> **Instruction**
Show all lines from the data that include the word "JSON".

> **Given data**
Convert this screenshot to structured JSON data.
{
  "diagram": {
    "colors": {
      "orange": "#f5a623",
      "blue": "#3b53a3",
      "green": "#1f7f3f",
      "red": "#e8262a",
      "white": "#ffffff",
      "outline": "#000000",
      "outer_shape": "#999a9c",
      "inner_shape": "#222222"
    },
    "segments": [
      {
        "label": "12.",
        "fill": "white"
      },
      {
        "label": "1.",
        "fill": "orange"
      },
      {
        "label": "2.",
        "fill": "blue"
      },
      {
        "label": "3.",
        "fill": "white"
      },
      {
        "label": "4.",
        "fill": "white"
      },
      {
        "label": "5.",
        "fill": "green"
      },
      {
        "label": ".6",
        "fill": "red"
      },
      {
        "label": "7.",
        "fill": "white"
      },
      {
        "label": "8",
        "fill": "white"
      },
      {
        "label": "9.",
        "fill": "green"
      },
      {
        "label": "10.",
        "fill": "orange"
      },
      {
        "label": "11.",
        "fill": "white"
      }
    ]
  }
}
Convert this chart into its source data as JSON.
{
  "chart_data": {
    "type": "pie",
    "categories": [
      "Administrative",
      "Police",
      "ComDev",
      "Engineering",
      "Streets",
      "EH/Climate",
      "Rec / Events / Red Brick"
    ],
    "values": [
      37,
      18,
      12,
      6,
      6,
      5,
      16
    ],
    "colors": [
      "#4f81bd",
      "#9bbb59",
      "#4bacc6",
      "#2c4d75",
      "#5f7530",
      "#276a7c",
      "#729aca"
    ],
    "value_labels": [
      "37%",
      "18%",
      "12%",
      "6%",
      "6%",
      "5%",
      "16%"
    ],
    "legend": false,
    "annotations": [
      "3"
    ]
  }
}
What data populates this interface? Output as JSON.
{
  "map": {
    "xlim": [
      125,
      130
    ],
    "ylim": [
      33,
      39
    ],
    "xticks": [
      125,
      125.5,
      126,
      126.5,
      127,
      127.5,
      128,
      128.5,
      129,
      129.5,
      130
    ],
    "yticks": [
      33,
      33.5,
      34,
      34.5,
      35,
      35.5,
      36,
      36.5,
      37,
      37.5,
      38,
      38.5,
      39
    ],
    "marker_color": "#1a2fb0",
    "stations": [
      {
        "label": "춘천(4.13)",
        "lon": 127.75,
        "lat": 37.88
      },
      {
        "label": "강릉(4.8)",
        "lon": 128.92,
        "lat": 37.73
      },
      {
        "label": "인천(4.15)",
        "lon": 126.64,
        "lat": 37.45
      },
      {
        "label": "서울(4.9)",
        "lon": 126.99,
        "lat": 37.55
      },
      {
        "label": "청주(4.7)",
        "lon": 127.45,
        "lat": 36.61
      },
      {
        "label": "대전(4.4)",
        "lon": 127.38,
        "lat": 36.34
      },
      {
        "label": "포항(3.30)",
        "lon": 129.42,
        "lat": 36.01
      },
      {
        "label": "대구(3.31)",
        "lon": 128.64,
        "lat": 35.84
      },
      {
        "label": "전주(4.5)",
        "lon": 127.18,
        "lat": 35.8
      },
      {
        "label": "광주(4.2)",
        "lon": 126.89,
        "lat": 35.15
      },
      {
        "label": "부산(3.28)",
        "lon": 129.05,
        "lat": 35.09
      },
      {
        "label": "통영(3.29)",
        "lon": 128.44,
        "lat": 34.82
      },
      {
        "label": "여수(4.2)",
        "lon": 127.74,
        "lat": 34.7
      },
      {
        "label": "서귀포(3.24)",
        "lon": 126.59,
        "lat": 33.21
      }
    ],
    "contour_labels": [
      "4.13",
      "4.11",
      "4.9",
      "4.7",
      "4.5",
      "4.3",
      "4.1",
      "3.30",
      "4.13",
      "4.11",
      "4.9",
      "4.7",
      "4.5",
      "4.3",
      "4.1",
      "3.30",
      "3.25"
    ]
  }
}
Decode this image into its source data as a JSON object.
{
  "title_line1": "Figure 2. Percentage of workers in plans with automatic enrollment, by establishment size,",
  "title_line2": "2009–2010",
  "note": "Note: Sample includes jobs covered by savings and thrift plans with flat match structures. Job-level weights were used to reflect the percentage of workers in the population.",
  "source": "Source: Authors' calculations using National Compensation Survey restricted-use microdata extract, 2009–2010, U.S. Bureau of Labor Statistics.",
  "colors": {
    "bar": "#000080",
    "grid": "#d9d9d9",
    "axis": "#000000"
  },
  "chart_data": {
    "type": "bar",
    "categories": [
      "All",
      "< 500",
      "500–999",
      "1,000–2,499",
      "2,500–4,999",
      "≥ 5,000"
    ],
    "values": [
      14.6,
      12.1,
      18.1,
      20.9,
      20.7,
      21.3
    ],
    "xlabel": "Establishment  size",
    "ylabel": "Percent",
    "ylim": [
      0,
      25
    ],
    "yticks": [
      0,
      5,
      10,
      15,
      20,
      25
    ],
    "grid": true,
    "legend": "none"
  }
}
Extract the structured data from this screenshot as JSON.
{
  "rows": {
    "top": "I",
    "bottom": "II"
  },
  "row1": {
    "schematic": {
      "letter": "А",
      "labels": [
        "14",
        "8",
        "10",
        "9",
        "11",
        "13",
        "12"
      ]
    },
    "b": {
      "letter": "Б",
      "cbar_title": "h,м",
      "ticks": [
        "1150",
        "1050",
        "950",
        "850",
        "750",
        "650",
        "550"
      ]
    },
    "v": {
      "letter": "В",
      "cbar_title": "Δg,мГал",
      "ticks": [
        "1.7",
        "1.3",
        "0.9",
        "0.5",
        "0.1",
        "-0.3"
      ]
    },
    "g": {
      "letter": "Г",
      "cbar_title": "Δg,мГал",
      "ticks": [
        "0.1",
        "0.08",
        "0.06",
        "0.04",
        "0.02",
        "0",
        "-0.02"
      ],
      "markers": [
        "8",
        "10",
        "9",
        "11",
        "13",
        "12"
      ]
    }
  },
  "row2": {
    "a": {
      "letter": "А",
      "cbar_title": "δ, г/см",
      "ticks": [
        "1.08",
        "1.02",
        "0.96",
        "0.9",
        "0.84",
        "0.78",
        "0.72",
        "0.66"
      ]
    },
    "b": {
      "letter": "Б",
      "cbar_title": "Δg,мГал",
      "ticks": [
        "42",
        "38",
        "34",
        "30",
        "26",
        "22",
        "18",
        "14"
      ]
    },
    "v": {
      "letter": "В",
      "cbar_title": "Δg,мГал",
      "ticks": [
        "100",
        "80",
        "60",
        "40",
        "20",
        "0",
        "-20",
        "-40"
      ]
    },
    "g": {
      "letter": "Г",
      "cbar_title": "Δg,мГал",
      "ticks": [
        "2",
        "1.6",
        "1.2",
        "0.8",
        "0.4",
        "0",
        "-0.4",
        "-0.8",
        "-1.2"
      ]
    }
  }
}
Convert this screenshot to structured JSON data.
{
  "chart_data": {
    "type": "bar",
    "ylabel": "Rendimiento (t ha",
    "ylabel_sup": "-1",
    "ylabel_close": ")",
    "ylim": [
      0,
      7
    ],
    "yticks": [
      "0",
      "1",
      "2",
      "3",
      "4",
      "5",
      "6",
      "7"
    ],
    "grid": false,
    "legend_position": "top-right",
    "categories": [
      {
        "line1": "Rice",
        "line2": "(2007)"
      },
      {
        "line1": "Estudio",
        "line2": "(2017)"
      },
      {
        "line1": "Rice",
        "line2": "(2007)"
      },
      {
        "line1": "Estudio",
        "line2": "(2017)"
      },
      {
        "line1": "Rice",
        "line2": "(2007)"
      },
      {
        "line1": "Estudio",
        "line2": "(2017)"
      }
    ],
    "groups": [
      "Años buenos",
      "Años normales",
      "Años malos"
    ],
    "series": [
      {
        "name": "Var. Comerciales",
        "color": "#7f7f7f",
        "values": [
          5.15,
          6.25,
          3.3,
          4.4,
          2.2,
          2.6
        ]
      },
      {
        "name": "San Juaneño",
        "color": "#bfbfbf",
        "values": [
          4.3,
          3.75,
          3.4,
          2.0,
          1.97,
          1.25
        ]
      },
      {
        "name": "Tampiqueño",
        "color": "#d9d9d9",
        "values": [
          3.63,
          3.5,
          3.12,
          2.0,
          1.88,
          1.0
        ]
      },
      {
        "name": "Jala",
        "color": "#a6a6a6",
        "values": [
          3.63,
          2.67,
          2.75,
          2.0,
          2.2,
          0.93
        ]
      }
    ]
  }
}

> **Full solution**
Convert this screenshot to structured JSON data.
Convert this chart into its source data as JSON.
What data populates this interface? Output as JSON.
Decode this image into its source data as a JSON object.
Extract the structured data from this screenshot as JSON.
Convert this screenshot to structured JSON data.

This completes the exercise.